**Work instructions**: Will you write out the data exactly, excluding every picture?

Dataset records:
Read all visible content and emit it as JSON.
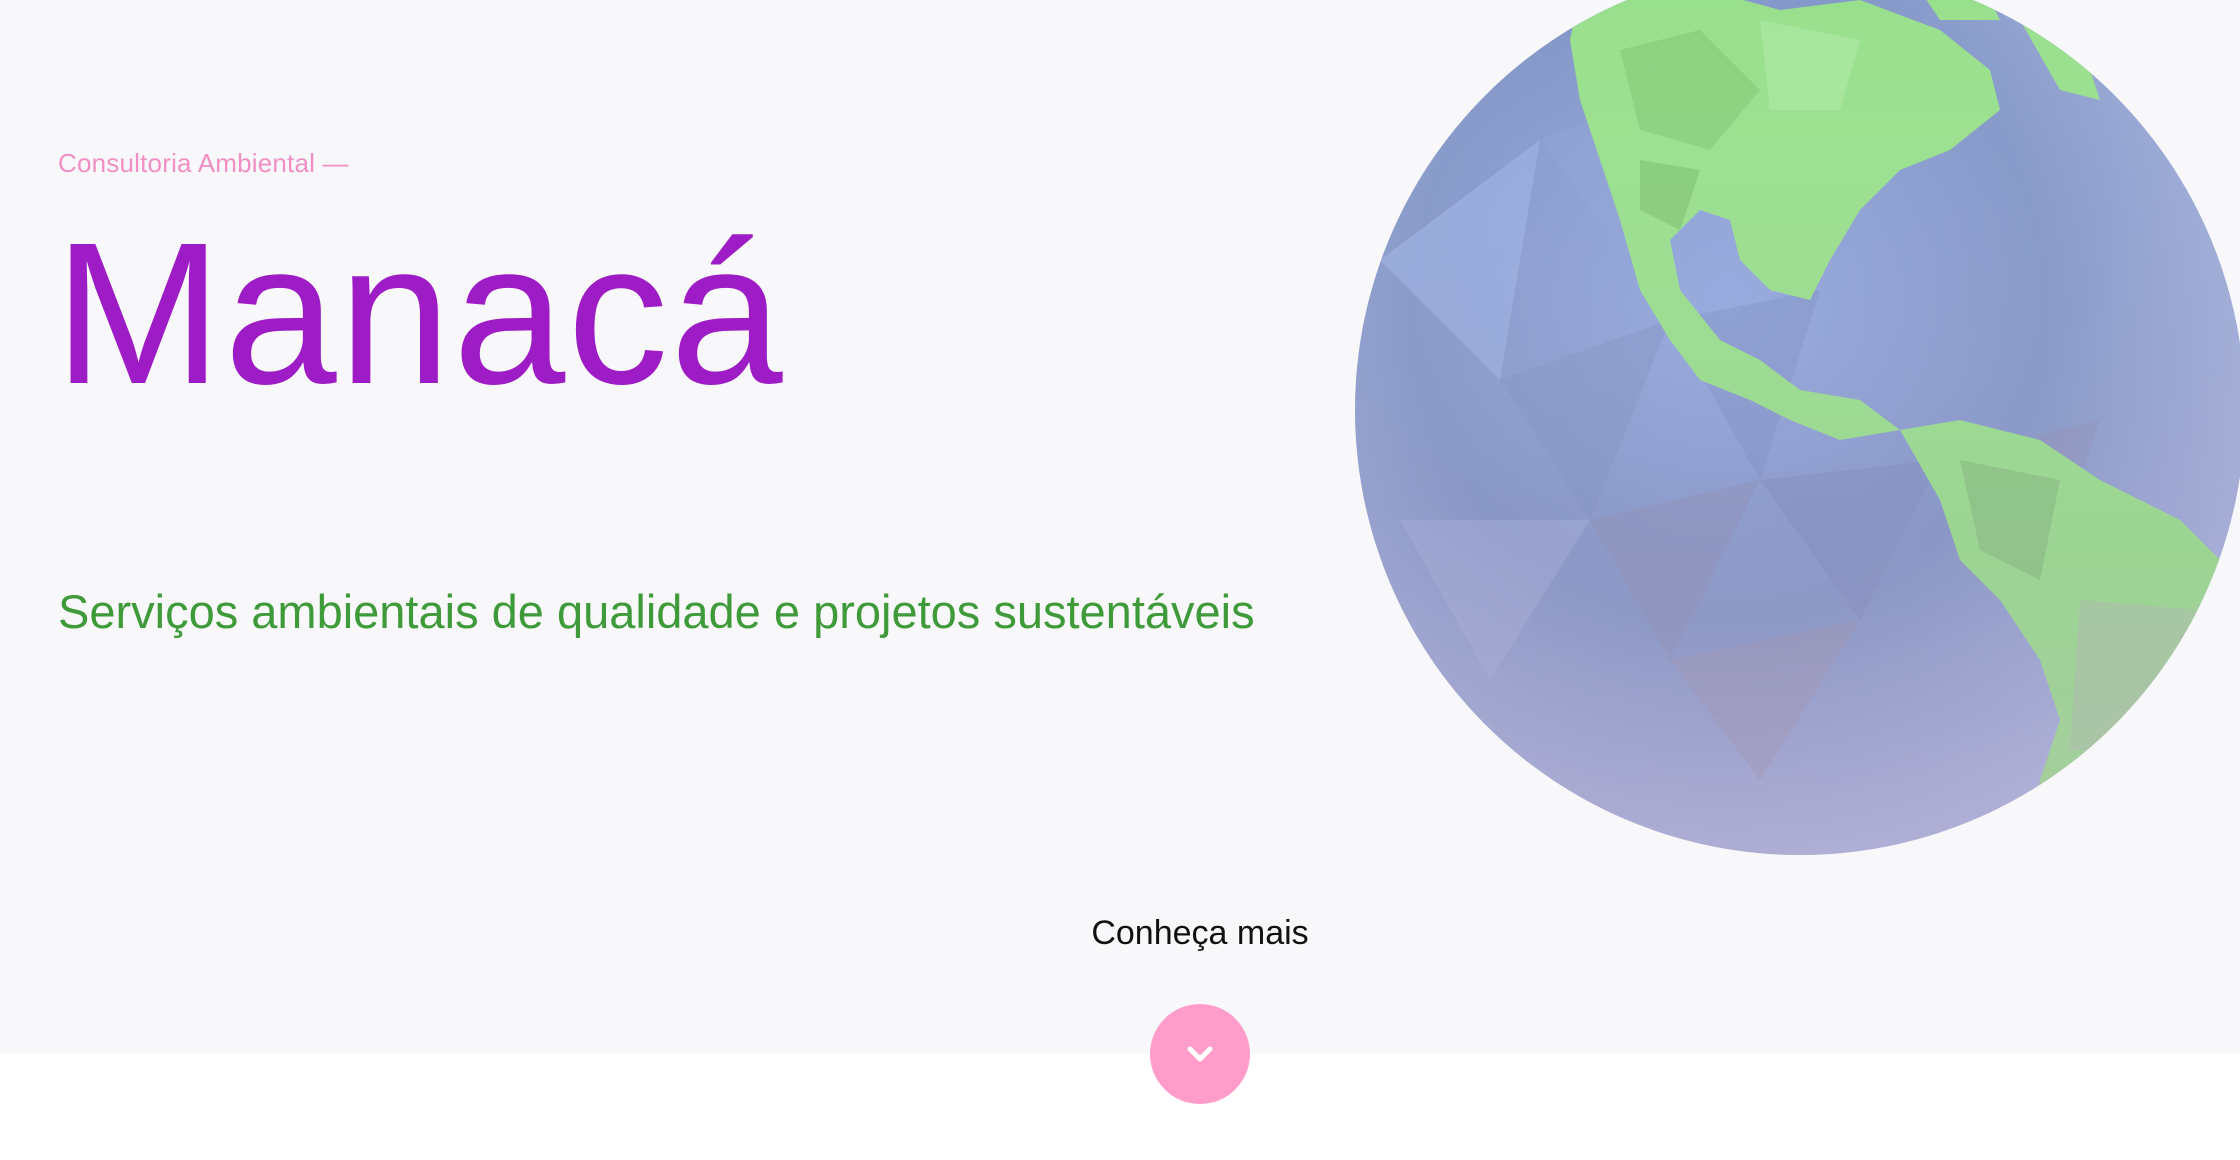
{
  "hero": {
    "eyebrow": "Consultoria Ambiental —",
    "brand": "Manacá",
    "tagline": "Serviços ambientais de qualidade e projetos sustentáveis"
  },
  "cta": {
    "label": "Conheça mais",
    "icon": "chevron-down-icon"
  },
  "globe": {
    "icon": "low-poly-earth-globe",
    "ocean_color": "#8fa6d9",
    "land_color": "#98e08c"
  },
  "colors": {
    "eyebrow": "#f18fc4",
    "brand": "#9d1cc6",
    "tagline": "#3f9a3a",
    "cta_button": "#ff9cc9",
    "hero_background": "#f8f8fa"
  }
}
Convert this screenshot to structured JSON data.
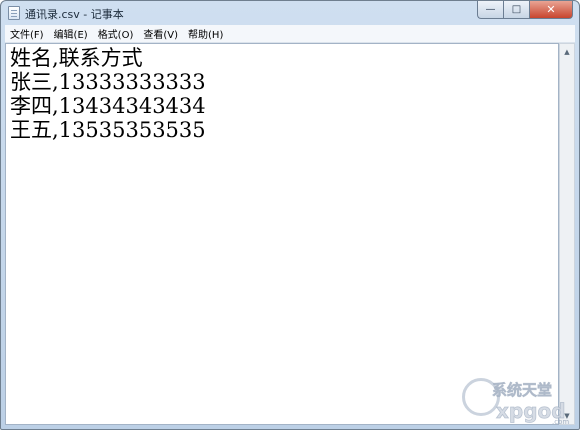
{
  "window": {
    "title": "通讯录.csv - 记事本",
    "min_glyph": "—",
    "max_glyph": "□",
    "close_glyph": "✕"
  },
  "menu": [
    "文件(F)",
    "编辑(E)",
    "格式(O)",
    "查看(V)",
    "帮助(H)"
  ],
  "content": {
    "lines": [
      "姓名,联系方式",
      "张三,13333333333",
      "李四,13434343434",
      "王五,13535353535"
    ]
  },
  "watermark": {
    "top": "系统天堂",
    "bottom": "xpgod",
    "suffix": ".com"
  },
  "scrollbar": {
    "up": "▲",
    "down": "▼"
  },
  "colors": {
    "titlebar": "#cfdff0",
    "close_button": "#c8452e",
    "editor_bg": "#ffffff"
  },
  "icons": [
    "notepad-icon",
    "minimize-icon",
    "maximize-icon",
    "close-icon",
    "logo-icon"
  ]
}
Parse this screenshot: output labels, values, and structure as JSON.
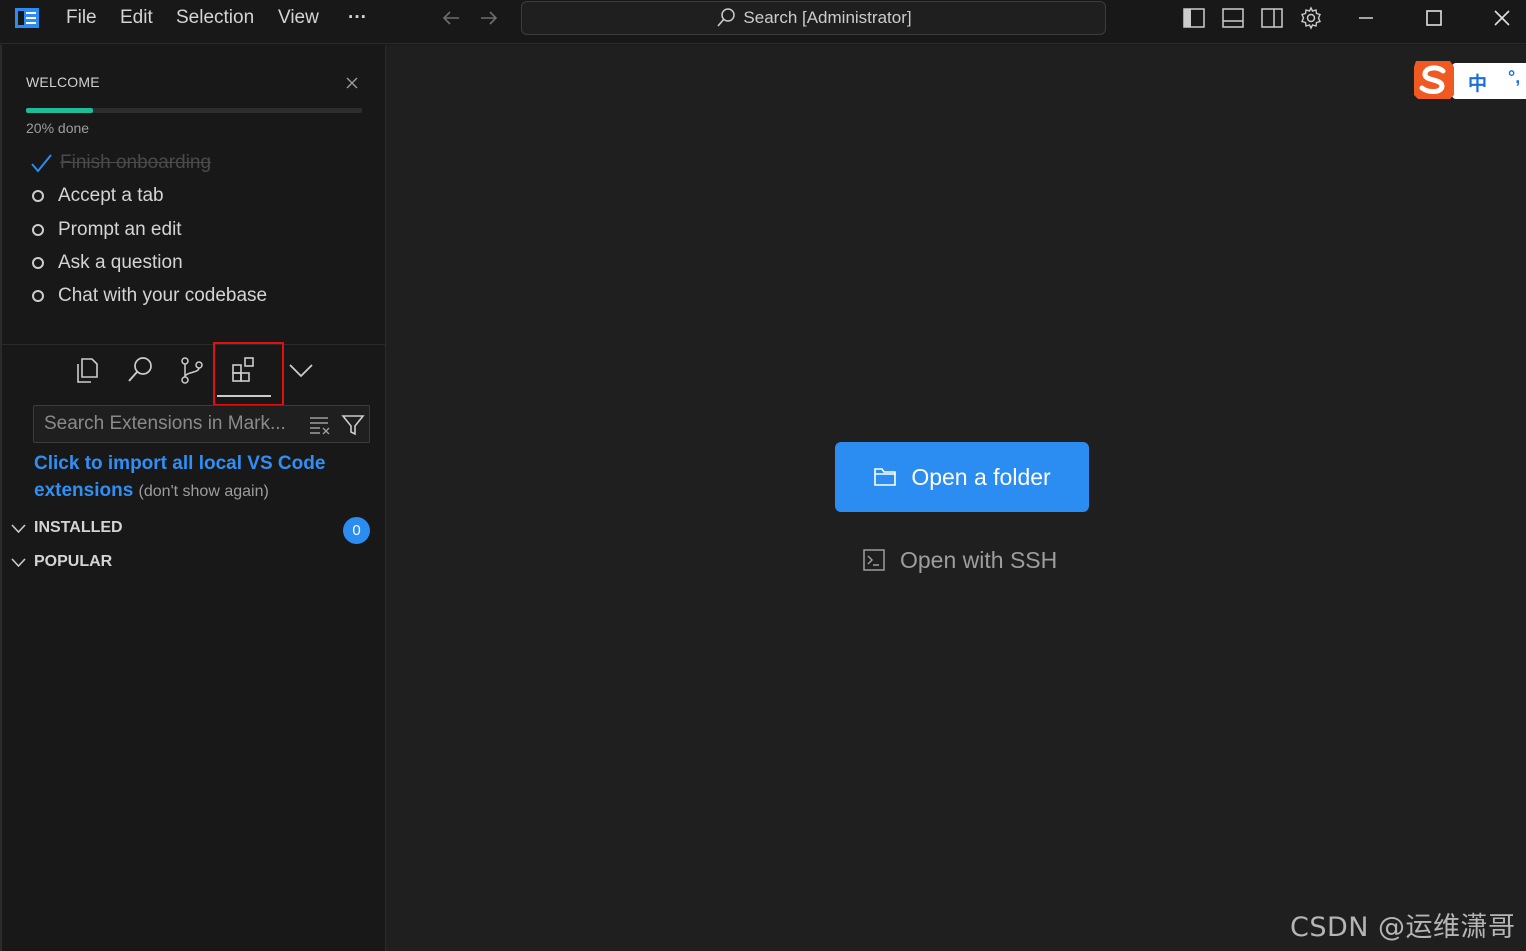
{
  "titlebar": {
    "menu": [
      "File",
      "Edit",
      "Selection",
      "View",
      "···"
    ],
    "search_placeholder": "Search [Administrator]"
  },
  "welcome": {
    "title": "WELCOME",
    "progress_percent": 20,
    "progress_label": "20% done",
    "tasks": [
      {
        "label": "Finish onboarding",
        "done": true
      },
      {
        "label": "Accept a tab",
        "done": false
      },
      {
        "label": "Prompt an edit",
        "done": false
      },
      {
        "label": "Ask a question",
        "done": false
      },
      {
        "label": "Chat with your codebase",
        "done": false
      }
    ]
  },
  "views": {
    "icons": [
      "explorer-icon",
      "search-icon",
      "source-control-icon",
      "extensions-icon",
      "chevron-down-icon"
    ],
    "active": "extensions-icon"
  },
  "extensions": {
    "search_placeholder": "Search Extensions in Mark...",
    "import_link": "Click to import all local VS Code extensions",
    "import_dismiss": "(don't show again)",
    "sections": [
      {
        "label": "INSTALLED",
        "count": "0"
      },
      {
        "label": "POPULAR"
      }
    ]
  },
  "editor": {
    "open_folder_label": "Open a folder",
    "open_ssh_label": "Open with SSH"
  },
  "ime": {
    "label": "中",
    "punct": "°,"
  },
  "watermark": "CSDN @运维潇哥",
  "colors": {
    "accent": "#2b8cf2",
    "progress": "#1ebc97",
    "highlight": "#e01010",
    "background": "#181818"
  }
}
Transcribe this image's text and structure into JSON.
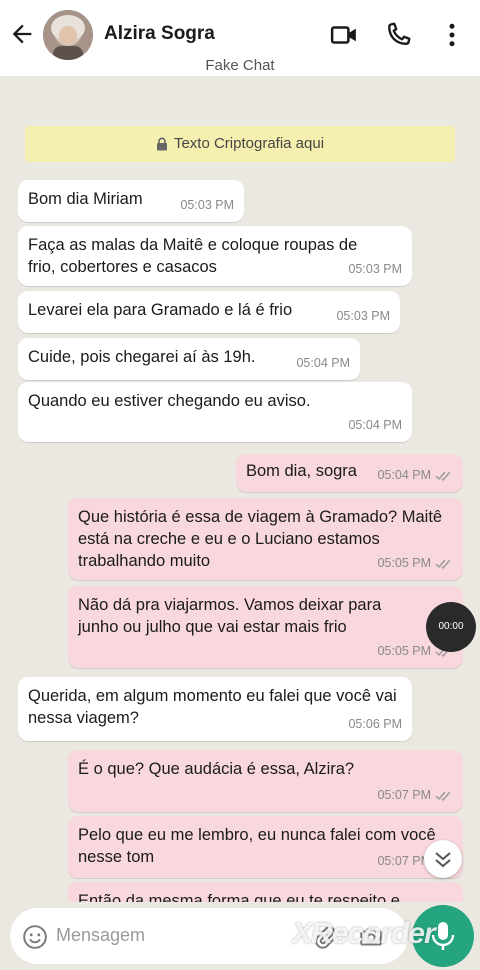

**Finished exercise**:
Read all visible content and emit it as JSON.
{
  "hero": {
    "eyebrow": "Consultoria Ambiental —",
    "brand": "Manacá",
    "tagline": "Serviços ambientais de qualidade e projetos sustentáveis"
  },
  "cta": {
    "label": "Conheça mais",
    "icon": "chevron-down-icon"
  },
  "globe": {
    "icon": "low-poly-earth-globe",
    "ocean_color": "#8fa6d9",
    "land_color": "#98e08c"
  },
  "colors": {
    "eyebrow": "#f18fc4",
    "brand": "#9d1cc6",
    "tagline": "#3f9a3a",
    "cta_button": "#ff9cc9",
    "hero_background": "#f8f8fa"
  }
}
Convert this screenshot to structured JSON data.
{
  "window": {
    "title": "通讯录.csv - 记事本",
    "min_glyph": "—",
    "max_glyph": "□",
    "close_glyph": "✕"
  },
  "menu": [
    "文件(F)",
    "编辑(E)",
    "格式(O)",
    "查看(V)",
    "帮助(H)"
  ],
  "content": {
    "lines": [
      "姓名,联系方式",
      "张三,13333333333",
      "李四,13434343434",
      "王五,13535353535"
    ]
  },
  "watermark": {
    "top": "系统天堂",
    "bottom": "xpgod",
    "suffix": ".com"
  },
  "scrollbar": {
    "up": "▲",
    "down": "▼"
  },
  "colors": {
    "titlebar": "#cfdff0",
    "close_button": "#c8452e",
    "editor_bg": "#ffffff"
  },
  "icons": [
    "notepad-icon",
    "minimize-icon",
    "maximize-icon",
    "close-icon",
    "logo-icon"
  ]
}
Parse this screenshot: output labels, values, and structure as JSON.
{
  "titlebar": {
    "menu": [
      "File",
      "Edit",
      "Selection",
      "View",
      "···"
    ],
    "search_placeholder": "Search [Administrator]"
  },
  "welcome": {
    "title": "WELCOME",
    "progress_percent": 20,
    "progress_label": "20% done",
    "tasks": [
      {
        "label": "Finish onboarding",
        "done": true
      },
      {
        "label": "Accept a tab",
        "done": false
      },
      {
        "label": "Prompt an edit",
        "done": false
      },
      {
        "label": "Ask a question",
        "done": false
      },
      {
        "label": "Chat with your codebase",
        "done": false
      }
    ]
  },
  "views": {
    "icons": [
      "explorer-icon",
      "search-icon",
      "source-control-icon",
      "extensions-icon",
      "chevron-down-icon"
    ],
    "active": "extensions-icon"
  },
  "extensions": {
    "search_placeholder": "Search Extensions in Mark...",
    "import_link": "Click to import all local VS Code extensions",
    "import_dismiss": "(don't show again)",
    "sections": [
      {
        "label": "INSTALLED",
        "count": "0"
      },
      {
        "label": "POPULAR"
      }
    ]
  },
  "editor": {
    "open_folder_label": "Open a folder",
    "open_ssh_label": "Open with SSH"
  },
  "ime": {
    "label": "中",
    "punct": "°,"
  },
  "watermark": "CSDN @运维潇哥",
  "colors": {
    "accent": "#2b8cf2",
    "progress": "#1ebc97",
    "highlight": "#e01010",
    "background": "#181818"
  }
}
Transcribe this image's text and structure into JSON.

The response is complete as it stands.